• [Given exercise] Below are the records. Restate word for word every line from the one that contains "Convert this screenshot" through the final line, both included.
--- START ---
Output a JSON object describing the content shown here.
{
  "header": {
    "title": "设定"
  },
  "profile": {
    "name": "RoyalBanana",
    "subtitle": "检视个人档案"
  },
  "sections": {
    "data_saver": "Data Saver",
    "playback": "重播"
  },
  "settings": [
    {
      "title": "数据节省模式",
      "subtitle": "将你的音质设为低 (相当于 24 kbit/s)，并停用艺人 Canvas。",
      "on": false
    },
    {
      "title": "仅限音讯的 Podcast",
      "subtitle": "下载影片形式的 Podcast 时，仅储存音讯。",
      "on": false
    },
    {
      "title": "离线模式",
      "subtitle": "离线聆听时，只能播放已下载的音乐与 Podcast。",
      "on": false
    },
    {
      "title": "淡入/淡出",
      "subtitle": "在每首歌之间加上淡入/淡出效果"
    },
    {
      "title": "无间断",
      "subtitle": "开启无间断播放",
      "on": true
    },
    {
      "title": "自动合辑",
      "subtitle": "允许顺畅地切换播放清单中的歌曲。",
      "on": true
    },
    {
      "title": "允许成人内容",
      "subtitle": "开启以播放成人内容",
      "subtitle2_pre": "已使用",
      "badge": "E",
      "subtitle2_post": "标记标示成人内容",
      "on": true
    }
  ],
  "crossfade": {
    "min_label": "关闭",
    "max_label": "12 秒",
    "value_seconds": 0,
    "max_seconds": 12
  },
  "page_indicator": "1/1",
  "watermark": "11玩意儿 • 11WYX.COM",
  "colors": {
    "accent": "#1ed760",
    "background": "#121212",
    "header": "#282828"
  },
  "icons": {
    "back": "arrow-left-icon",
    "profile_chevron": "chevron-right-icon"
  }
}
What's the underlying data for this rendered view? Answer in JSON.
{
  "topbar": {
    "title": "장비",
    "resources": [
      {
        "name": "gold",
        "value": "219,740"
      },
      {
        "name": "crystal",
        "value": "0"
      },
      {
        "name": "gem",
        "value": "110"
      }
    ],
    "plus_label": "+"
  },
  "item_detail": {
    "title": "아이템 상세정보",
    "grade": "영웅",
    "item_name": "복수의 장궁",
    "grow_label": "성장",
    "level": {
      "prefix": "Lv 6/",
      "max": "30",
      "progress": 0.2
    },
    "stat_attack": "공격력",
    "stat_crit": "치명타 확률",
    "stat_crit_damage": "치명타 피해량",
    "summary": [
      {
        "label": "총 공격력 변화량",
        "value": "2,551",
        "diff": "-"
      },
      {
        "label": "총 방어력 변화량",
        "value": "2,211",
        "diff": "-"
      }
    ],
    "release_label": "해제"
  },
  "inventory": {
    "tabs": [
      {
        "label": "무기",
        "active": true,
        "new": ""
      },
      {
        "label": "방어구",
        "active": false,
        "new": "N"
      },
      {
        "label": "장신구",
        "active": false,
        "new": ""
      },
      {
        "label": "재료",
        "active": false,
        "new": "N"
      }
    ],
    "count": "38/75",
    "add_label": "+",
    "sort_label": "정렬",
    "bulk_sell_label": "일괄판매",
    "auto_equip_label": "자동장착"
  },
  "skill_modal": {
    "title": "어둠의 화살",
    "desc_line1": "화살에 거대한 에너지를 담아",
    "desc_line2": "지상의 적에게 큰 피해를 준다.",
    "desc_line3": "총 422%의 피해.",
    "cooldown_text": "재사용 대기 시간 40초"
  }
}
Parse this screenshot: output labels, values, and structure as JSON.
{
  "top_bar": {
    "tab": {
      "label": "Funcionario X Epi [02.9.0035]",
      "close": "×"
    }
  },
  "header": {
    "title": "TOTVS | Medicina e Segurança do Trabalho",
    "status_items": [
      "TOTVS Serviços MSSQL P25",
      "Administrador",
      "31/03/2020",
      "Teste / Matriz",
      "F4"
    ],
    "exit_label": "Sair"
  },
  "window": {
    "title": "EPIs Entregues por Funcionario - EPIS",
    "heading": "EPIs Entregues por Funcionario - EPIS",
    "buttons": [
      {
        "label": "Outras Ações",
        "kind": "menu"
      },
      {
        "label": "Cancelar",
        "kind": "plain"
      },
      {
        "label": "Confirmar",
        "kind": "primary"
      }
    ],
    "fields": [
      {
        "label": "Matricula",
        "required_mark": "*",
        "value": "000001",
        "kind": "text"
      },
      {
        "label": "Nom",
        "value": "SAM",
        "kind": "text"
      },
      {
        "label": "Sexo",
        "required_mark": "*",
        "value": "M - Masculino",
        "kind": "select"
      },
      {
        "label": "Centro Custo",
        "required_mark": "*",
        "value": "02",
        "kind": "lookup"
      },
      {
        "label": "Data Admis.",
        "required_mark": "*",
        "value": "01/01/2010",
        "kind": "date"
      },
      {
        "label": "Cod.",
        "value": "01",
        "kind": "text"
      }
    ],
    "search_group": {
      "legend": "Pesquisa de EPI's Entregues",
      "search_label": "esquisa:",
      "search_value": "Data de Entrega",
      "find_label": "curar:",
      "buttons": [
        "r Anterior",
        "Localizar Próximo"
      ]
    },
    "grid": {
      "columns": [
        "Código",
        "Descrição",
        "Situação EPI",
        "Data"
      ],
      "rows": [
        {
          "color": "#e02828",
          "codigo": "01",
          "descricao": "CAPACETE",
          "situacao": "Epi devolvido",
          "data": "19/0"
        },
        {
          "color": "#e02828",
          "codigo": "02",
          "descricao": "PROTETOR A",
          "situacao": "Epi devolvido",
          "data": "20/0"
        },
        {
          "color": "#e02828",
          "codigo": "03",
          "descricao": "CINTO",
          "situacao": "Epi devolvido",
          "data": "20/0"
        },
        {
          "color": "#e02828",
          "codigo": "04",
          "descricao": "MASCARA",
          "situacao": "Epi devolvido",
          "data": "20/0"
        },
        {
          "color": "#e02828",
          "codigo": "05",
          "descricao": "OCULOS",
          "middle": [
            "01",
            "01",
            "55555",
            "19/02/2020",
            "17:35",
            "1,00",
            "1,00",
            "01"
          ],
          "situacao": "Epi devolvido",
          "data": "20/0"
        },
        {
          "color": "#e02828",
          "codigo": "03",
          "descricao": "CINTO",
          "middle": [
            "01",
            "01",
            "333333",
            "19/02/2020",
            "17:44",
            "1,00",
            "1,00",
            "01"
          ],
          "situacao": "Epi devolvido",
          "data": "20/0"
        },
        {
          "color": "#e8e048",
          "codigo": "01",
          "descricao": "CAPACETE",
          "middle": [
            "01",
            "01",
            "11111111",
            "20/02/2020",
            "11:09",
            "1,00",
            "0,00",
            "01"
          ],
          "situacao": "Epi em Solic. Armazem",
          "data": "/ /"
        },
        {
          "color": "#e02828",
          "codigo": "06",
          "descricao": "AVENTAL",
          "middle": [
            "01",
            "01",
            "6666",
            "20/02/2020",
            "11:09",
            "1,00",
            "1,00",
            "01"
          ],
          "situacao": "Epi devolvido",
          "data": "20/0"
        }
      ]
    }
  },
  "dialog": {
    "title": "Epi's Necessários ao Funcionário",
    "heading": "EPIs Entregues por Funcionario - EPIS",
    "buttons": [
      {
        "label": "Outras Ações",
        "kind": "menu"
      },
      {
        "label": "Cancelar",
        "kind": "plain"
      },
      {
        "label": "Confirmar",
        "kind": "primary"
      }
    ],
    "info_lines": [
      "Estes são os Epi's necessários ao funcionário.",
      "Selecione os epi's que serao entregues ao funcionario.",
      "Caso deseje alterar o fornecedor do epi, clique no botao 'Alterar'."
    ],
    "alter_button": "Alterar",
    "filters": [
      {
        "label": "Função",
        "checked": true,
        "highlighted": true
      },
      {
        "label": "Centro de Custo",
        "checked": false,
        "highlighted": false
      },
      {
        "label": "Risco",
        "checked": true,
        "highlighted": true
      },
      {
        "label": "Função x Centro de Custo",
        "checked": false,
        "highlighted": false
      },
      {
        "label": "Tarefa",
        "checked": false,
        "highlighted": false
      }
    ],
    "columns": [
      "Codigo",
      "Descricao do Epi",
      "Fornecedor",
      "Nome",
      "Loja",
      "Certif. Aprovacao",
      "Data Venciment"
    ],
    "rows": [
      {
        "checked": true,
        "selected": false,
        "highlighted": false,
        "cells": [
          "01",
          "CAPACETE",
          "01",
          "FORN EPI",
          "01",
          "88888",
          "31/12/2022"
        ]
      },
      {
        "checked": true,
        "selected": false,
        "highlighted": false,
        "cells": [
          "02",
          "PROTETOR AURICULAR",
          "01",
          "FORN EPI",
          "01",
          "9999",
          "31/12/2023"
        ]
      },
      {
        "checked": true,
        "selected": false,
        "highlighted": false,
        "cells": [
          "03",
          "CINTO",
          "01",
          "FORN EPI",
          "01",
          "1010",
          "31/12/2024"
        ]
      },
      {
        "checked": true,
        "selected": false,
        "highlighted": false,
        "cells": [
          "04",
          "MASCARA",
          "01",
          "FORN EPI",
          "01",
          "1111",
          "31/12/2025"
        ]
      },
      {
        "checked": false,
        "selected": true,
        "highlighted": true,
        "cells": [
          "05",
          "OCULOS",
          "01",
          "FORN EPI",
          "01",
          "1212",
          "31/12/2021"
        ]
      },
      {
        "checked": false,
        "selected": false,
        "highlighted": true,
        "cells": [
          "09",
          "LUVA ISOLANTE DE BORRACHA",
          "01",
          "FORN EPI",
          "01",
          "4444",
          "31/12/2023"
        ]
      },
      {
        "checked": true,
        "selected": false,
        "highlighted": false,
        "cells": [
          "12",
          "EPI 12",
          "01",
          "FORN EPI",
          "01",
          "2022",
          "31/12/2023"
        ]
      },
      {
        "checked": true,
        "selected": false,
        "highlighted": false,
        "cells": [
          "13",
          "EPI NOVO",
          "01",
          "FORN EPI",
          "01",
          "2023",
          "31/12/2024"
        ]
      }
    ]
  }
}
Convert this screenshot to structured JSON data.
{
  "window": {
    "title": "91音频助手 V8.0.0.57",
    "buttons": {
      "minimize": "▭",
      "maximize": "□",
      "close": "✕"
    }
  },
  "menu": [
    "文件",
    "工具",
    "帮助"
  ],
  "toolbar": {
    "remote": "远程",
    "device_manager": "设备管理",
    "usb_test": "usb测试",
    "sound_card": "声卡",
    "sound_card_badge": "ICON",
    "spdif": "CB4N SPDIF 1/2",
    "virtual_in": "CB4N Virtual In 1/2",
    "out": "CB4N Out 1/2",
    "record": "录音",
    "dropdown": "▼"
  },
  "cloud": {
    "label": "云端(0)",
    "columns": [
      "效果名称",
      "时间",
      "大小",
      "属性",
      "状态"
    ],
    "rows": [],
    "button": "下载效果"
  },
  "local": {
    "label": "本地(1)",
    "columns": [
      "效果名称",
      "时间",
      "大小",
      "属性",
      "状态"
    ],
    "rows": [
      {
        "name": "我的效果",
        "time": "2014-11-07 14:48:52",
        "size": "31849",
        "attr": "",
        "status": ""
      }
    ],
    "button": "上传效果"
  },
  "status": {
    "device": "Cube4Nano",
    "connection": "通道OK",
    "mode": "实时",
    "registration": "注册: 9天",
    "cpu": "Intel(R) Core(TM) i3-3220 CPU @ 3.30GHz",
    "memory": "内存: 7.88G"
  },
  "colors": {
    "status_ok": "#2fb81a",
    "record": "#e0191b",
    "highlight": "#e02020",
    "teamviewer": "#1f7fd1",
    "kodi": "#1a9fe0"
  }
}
--- END ---
• [Exercise response]
Convert this screenshot to structured JSON data.
{
  "window": {
    "title": "91音频助手 V8.0.0.57",
    "buttons": {
      "minimize": "▭",
      "maximize": "□",
      "close": "✕"
    }
  },
  "menu": [
    "文件",
    "工具",
    "帮助"
  ],
  "toolbar": {
    "remote": "远程",
    "device_manager": "设备管理",
    "usb_test": "usb测试",
    "sound_card": "声卡",
    "sound_card_badge": "ICON",
    "spdif": "CB4N SPDIF 1/2",
    "virtual_in": "CB4N Virtual In 1/2",
    "out": "CB4N Out 1/2",
    "record": "录音",
    "dropdown": "▼"
  },
  "cloud": {
    "label": "云端(0)",
    "columns": [
      "效果名称",
      "时间",
      "大小",
      "属性",
      "状态"
    ],
    "rows": [],
    "button": "下载效果"
  },
  "local": {
    "label": "本地(1)",
    "columns": [
      "效果名称",
      "时间",
      "大小",
      "属性",
      "状态"
    ],
    "rows": [
      {
        "name": "我的效果",
        "time": "2014-11-07 14:48:52",
        "size": "31849",
        "attr": "",
        "status": ""
      }
    ],
    "button": "上传效果"
  },
  "status": {
    "device": "Cube4Nano",
    "connection": "通道OK",
    "mode": "实时",
    "registration": "注册: 9天",
    "cpu": "Intel(R) Core(TM) i3-3220 CPU @ 3.30GHz",
    "memory": "内存: 7.88G"
  },
  "colors": {
    "status_ok": "#2fb81a",
    "record": "#e0191b",
    "highlight": "#e02020",
    "teamviewer": "#1f7fd1",
    "kodi": "#1a9fe0"
  }
}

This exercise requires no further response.